◆ Your instructions
Extract, from the records beneath this instruction, each line that contains the word "test".
-- Start of Records shown --
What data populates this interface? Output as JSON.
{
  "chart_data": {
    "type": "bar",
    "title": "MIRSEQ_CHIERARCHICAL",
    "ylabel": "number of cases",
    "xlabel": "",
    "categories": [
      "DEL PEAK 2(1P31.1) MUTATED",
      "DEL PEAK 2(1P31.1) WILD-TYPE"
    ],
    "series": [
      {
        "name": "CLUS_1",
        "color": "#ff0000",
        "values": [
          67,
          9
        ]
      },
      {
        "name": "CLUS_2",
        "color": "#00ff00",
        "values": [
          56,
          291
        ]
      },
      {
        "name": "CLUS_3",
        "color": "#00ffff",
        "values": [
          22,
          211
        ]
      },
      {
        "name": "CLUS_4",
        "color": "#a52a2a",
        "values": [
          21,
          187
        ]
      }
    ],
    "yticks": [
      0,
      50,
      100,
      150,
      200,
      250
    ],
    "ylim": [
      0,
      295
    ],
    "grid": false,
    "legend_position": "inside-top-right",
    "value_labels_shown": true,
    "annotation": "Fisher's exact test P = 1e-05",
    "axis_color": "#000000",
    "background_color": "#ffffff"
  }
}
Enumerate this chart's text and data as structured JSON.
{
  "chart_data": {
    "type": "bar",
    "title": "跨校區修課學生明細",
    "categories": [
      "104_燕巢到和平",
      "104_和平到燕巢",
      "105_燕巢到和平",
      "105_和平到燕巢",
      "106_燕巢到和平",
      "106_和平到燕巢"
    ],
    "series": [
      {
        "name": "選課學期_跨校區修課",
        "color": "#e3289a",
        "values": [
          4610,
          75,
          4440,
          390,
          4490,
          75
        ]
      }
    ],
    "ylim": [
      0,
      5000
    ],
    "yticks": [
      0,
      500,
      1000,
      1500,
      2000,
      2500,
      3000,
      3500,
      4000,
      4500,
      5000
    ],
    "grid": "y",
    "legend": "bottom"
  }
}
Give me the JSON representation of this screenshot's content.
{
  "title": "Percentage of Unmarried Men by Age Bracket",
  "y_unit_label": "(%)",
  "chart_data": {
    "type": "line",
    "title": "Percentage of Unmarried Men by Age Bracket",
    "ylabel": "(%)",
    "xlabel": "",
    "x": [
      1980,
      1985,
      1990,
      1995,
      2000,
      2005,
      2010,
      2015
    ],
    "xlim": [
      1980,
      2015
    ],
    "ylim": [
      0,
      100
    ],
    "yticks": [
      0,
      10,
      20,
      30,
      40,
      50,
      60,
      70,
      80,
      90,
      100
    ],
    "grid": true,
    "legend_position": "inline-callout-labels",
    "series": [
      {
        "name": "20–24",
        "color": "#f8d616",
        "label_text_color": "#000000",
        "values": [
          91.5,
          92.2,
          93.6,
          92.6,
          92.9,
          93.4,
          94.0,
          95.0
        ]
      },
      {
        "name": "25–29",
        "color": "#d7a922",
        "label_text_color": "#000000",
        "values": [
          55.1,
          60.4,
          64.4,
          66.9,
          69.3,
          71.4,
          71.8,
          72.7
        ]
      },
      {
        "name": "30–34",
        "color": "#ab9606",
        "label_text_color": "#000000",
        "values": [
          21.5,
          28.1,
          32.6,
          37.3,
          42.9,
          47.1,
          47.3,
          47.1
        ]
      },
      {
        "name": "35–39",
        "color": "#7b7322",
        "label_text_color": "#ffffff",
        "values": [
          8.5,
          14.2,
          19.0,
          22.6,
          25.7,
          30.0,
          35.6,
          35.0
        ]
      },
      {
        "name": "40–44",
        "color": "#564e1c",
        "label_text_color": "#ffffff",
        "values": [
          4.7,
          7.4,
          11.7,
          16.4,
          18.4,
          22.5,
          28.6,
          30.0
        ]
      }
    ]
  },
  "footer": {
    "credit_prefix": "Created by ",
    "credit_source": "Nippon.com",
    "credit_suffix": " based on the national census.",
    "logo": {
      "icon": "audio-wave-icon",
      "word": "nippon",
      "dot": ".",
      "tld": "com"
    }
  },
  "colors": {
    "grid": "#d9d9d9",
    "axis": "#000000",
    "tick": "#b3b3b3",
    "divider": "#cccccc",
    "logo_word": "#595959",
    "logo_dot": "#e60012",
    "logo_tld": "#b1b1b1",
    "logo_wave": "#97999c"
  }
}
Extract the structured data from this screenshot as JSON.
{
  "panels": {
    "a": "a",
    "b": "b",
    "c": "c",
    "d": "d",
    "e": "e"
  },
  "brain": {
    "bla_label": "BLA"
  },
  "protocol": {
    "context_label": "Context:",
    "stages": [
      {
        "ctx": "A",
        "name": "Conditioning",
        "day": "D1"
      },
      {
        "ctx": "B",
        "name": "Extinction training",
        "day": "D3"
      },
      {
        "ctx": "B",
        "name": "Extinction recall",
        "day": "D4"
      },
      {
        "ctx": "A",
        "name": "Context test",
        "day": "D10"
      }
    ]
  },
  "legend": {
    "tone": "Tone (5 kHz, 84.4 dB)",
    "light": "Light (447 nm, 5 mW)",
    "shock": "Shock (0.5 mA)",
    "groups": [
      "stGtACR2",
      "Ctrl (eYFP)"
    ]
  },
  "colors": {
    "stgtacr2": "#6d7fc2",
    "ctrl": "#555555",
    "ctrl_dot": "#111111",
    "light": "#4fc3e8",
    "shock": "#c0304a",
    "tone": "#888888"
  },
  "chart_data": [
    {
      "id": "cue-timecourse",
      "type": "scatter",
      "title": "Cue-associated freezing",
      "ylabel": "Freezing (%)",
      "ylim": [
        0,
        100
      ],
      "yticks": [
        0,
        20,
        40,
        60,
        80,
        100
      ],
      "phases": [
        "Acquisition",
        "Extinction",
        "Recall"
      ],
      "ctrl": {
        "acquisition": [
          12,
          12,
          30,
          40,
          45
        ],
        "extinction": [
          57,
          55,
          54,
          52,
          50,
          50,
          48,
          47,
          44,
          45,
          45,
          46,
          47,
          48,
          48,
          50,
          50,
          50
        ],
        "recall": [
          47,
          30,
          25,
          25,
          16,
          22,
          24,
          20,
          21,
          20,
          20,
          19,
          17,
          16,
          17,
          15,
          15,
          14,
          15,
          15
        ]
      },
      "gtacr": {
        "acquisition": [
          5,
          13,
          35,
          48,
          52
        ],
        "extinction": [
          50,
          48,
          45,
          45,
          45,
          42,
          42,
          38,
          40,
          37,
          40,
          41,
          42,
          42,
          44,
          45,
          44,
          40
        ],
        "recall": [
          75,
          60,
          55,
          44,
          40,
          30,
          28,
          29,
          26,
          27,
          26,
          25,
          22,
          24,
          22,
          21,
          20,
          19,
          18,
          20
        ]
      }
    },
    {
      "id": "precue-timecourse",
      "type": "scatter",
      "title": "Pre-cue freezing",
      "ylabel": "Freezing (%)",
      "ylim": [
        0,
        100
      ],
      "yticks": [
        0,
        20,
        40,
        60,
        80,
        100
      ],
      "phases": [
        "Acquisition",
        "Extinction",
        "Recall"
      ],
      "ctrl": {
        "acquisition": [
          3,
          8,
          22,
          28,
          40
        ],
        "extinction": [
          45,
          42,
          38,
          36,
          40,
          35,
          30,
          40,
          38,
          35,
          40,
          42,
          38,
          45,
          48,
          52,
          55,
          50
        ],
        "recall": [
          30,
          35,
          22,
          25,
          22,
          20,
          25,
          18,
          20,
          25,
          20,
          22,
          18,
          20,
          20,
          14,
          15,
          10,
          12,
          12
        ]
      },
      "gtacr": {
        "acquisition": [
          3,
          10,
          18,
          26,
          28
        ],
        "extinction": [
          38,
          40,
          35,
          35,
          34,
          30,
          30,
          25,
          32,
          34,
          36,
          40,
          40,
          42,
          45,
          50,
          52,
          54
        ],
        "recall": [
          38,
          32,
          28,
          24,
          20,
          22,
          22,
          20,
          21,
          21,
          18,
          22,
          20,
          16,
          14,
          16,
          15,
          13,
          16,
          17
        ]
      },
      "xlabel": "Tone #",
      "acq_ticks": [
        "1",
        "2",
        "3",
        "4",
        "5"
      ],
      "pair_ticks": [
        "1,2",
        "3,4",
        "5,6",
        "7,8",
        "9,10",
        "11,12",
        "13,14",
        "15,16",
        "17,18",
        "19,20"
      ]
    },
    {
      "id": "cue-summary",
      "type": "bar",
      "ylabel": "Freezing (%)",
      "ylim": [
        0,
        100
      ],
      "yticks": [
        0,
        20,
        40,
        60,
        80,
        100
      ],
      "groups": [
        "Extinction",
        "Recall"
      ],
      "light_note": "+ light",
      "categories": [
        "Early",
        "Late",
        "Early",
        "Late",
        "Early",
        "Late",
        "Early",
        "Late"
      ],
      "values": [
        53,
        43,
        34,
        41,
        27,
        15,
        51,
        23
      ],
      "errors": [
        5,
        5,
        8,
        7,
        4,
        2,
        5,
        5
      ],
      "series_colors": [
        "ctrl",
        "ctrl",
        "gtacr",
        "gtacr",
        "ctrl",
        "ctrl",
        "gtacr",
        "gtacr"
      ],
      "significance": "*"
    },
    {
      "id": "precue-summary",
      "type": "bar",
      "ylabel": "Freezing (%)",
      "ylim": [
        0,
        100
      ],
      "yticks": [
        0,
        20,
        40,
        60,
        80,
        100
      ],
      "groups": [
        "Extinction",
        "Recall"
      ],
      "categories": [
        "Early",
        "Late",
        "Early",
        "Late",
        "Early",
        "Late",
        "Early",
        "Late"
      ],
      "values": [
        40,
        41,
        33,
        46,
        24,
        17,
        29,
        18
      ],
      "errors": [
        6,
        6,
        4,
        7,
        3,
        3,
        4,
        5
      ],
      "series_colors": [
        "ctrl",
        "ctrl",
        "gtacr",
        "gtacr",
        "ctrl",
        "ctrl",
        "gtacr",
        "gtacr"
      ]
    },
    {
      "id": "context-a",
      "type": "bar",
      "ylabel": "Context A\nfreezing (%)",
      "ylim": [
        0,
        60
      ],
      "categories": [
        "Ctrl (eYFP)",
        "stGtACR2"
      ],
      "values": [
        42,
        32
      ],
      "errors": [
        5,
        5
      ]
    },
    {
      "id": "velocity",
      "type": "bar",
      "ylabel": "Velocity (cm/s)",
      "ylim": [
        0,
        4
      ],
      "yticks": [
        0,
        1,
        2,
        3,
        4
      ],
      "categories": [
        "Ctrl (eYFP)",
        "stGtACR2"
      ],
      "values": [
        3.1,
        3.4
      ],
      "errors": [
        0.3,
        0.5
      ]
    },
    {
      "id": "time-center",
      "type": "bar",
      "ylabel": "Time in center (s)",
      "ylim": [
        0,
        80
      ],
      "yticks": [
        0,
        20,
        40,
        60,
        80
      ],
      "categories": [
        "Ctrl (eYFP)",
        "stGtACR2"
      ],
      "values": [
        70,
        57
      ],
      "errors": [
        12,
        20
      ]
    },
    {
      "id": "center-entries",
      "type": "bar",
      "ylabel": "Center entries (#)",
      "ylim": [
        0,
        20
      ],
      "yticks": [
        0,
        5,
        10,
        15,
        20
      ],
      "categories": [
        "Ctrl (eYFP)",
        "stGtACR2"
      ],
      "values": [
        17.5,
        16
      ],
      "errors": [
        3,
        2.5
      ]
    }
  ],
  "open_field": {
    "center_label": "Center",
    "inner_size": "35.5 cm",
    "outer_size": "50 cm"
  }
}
-- End of Records shown --
◆ Result of the task
    "annotation": "Fisher's exact test P = 1e-05",
        "name": "Context test",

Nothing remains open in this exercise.